Copy out the whole listing exactly as written, leaving the pictures behind.

## Begin DATA IN THIS EXERCISE

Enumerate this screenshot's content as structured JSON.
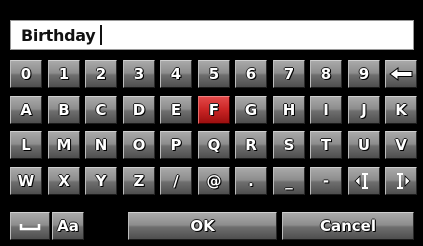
{
  "input": {
    "value": "Birthday"
  },
  "rows": [
    [
      "0",
      "1",
      "2",
      "3",
      "4",
      "5",
      "6",
      "7",
      "8",
      "9"
    ],
    [
      "A",
      "B",
      "C",
      "D",
      "E",
      "F",
      "G",
      "H",
      "I",
      "J",
      "K"
    ],
    [
      "L",
      "M",
      "N",
      "O",
      "P",
      "Q",
      "R",
      "S",
      "T",
      "U",
      "V"
    ],
    [
      "W",
      "X",
      "Y",
      "Z",
      "/",
      "@",
      ".",
      "_",
      "-"
    ]
  ],
  "selected_key": "F",
  "bottom": {
    "case_label": "Aa",
    "ok_label": "OK",
    "cancel_label": "Cancel"
  },
  "icons": {
    "backspace": "backspace-arrow-icon",
    "cursor_left": "cursor-left-icon",
    "cursor_right": "cursor-right-icon",
    "space": "space-icon"
  },
  "colors": {
    "key": "#8d8d8d",
    "selected_key": "#c92424",
    "background": "#000000"
  }
}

## End DATA IN THIS EXERCISE

§ WRITTEN REPLY
Enumerate this screenshot's content as structured JSON.
{
  "input": {
    "value": "Birthday"
  },
  "rows": [
    [
      "0",
      "1",
      "2",
      "3",
      "4",
      "5",
      "6",
      "7",
      "8",
      "9"
    ],
    [
      "A",
      "B",
      "C",
      "D",
      "E",
      "F",
      "G",
      "H",
      "I",
      "J",
      "K"
    ],
    [
      "L",
      "M",
      "N",
      "O",
      "P",
      "Q",
      "R",
      "S",
      "T",
      "U",
      "V"
    ],
    [
      "W",
      "X",
      "Y",
      "Z",
      "/",
      "@",
      ".",
      "_",
      "-"
    ]
  ],
  "selected_key": "F",
  "bottom": {
    "case_label": "Aa",
    "ok_label": "OK",
    "cancel_label": "Cancel"
  },
  "icons": {
    "backspace": "backspace-arrow-icon",
    "cursor_left": "cursor-left-icon",
    "cursor_right": "cursor-right-icon",
    "space": "space-icon"
  },
  "colors": {
    "key": "#8d8d8d",
    "selected_key": "#c92424",
    "background": "#000000"
  }
}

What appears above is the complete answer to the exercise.